Records from a collection of figures
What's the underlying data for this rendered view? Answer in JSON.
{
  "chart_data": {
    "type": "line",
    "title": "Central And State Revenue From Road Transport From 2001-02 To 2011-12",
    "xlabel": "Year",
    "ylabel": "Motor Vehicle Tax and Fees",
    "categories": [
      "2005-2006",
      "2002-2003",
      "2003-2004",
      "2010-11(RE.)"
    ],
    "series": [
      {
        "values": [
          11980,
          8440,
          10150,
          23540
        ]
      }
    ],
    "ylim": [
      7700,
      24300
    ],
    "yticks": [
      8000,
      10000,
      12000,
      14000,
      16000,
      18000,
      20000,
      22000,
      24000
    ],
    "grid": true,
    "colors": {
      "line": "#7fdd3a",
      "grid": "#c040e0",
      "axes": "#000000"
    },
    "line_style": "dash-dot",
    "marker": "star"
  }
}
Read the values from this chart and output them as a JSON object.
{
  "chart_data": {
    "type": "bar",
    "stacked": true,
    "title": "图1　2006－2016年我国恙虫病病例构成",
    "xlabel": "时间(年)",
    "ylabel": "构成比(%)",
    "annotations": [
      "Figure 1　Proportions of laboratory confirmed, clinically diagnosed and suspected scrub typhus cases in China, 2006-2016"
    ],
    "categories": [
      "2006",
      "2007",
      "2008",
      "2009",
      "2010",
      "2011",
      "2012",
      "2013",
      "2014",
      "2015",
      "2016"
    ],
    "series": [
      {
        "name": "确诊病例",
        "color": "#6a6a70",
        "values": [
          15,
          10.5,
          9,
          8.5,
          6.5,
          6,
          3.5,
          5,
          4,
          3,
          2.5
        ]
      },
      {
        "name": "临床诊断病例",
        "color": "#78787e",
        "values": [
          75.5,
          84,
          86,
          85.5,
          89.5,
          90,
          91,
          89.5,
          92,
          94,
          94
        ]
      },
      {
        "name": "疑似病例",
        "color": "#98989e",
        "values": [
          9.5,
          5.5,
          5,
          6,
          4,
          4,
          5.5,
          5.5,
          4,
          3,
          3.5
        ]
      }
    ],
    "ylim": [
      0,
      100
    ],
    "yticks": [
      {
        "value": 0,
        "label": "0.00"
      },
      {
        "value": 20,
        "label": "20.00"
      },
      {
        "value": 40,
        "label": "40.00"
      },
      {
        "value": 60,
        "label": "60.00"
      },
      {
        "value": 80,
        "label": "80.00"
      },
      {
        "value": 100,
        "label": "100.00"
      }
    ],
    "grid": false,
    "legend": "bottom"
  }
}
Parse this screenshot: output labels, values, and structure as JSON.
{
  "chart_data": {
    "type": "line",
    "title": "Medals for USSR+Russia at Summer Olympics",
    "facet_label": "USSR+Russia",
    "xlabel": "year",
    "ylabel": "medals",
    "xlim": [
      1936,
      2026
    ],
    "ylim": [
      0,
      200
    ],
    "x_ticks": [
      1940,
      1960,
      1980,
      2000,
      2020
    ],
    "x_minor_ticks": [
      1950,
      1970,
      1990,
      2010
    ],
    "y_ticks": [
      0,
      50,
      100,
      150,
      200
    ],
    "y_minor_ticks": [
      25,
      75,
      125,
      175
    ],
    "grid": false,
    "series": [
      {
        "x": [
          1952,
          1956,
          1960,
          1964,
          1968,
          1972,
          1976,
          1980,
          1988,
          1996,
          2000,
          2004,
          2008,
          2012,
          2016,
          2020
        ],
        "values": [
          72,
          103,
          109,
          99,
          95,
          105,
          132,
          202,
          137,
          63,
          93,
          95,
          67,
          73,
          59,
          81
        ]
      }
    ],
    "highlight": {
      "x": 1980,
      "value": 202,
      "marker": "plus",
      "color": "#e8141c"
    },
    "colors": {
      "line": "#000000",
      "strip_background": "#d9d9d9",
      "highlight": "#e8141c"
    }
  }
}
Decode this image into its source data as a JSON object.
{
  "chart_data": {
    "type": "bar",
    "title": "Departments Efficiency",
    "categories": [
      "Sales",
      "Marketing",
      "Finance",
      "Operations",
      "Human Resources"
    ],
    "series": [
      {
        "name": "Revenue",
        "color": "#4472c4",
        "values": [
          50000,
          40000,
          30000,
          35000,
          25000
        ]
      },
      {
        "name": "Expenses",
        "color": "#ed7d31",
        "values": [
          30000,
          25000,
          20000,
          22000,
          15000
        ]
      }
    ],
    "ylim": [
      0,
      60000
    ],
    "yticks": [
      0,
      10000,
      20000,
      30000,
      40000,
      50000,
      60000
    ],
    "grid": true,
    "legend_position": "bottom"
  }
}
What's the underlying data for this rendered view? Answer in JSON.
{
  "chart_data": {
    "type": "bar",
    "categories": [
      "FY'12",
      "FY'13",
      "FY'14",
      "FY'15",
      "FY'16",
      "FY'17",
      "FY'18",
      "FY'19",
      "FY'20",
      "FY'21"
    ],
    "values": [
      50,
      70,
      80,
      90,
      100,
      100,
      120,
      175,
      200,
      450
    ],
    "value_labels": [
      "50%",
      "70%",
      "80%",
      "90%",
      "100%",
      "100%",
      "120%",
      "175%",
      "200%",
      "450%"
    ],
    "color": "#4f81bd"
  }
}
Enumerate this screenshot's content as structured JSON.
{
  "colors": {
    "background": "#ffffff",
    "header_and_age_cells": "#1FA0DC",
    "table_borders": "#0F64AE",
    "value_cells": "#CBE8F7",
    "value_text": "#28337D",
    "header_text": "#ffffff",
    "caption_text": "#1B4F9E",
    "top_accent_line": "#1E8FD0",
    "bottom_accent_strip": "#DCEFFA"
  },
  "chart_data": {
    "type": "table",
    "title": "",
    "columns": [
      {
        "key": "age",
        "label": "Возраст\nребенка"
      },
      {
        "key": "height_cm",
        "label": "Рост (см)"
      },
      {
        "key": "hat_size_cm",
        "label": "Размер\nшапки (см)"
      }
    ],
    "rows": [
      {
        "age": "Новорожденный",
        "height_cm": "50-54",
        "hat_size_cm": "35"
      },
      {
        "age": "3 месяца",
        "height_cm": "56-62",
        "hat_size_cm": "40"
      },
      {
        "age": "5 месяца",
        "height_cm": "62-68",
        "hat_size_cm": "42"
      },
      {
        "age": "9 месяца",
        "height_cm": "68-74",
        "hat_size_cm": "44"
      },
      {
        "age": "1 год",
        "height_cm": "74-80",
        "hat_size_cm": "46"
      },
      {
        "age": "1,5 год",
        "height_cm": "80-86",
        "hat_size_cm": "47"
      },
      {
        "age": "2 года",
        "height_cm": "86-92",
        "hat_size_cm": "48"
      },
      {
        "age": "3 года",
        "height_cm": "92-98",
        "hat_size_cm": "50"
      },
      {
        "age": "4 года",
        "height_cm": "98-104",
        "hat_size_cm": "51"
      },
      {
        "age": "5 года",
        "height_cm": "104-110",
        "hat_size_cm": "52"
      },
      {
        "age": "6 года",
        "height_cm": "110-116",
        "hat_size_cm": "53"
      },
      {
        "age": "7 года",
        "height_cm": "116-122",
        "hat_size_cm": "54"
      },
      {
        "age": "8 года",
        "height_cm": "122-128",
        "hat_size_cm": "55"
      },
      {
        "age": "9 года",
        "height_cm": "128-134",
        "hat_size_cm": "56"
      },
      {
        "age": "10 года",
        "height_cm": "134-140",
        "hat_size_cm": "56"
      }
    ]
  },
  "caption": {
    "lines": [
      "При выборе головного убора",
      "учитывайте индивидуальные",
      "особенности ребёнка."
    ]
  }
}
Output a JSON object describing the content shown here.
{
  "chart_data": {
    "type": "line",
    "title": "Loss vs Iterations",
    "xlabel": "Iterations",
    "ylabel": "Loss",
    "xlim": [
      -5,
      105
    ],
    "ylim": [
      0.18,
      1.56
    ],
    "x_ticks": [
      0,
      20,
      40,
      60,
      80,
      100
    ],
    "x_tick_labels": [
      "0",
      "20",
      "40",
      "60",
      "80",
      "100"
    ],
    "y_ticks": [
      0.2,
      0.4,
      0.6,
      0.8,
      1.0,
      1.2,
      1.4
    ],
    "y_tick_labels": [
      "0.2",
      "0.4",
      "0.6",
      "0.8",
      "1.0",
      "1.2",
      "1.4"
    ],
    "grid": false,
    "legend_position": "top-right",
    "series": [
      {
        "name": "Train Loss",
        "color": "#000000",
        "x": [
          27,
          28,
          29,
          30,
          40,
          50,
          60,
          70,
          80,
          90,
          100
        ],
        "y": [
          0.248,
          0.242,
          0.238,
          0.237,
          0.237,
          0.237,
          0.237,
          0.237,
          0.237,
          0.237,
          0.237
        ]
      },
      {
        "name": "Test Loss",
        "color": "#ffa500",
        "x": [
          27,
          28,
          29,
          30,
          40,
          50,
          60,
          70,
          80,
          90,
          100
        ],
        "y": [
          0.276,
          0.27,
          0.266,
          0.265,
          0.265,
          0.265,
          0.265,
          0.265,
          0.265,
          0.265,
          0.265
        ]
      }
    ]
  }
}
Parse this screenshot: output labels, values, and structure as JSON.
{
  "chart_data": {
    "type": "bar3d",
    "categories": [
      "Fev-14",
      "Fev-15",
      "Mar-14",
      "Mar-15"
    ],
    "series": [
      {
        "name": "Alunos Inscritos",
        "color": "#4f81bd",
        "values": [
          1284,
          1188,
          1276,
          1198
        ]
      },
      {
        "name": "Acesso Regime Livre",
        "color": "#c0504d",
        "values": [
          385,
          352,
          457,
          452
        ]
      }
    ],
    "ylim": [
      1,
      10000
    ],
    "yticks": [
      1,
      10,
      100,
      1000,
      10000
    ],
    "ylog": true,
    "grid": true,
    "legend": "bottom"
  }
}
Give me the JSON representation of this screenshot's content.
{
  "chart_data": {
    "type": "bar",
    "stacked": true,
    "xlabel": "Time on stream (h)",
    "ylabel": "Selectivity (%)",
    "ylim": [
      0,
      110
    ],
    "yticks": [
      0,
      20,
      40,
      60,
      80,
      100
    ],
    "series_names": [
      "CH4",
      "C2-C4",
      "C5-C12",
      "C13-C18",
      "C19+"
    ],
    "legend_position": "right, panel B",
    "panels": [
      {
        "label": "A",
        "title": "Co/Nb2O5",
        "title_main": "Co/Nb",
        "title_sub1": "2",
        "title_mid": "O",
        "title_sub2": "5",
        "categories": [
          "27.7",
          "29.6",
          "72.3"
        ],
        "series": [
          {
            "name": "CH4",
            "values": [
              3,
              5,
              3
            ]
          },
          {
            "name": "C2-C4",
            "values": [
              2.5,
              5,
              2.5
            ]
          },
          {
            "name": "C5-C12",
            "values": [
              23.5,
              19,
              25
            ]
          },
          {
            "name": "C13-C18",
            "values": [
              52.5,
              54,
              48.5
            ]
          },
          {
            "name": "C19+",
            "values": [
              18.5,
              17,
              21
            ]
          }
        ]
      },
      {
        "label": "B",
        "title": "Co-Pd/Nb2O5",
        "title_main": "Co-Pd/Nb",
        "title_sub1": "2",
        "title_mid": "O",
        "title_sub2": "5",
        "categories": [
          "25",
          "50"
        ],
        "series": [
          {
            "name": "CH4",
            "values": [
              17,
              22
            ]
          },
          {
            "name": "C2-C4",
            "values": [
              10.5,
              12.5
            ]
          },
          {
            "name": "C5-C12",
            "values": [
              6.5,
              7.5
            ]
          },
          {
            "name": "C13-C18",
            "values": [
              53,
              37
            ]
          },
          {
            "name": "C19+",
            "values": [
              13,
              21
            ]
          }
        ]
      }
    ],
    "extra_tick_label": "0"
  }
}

▸ **Exercise objective**
Look through the lines above and collect those with the word "года".

▸ **Task output**
        "age": "2 года",
        "age": "3 года",
        "age": "4 года",
        "age": "5 года",
        "age": "6 года",
        "age": "7 года",
        "age": "8 года",
        "age": "9 года",
        "age": "10 года",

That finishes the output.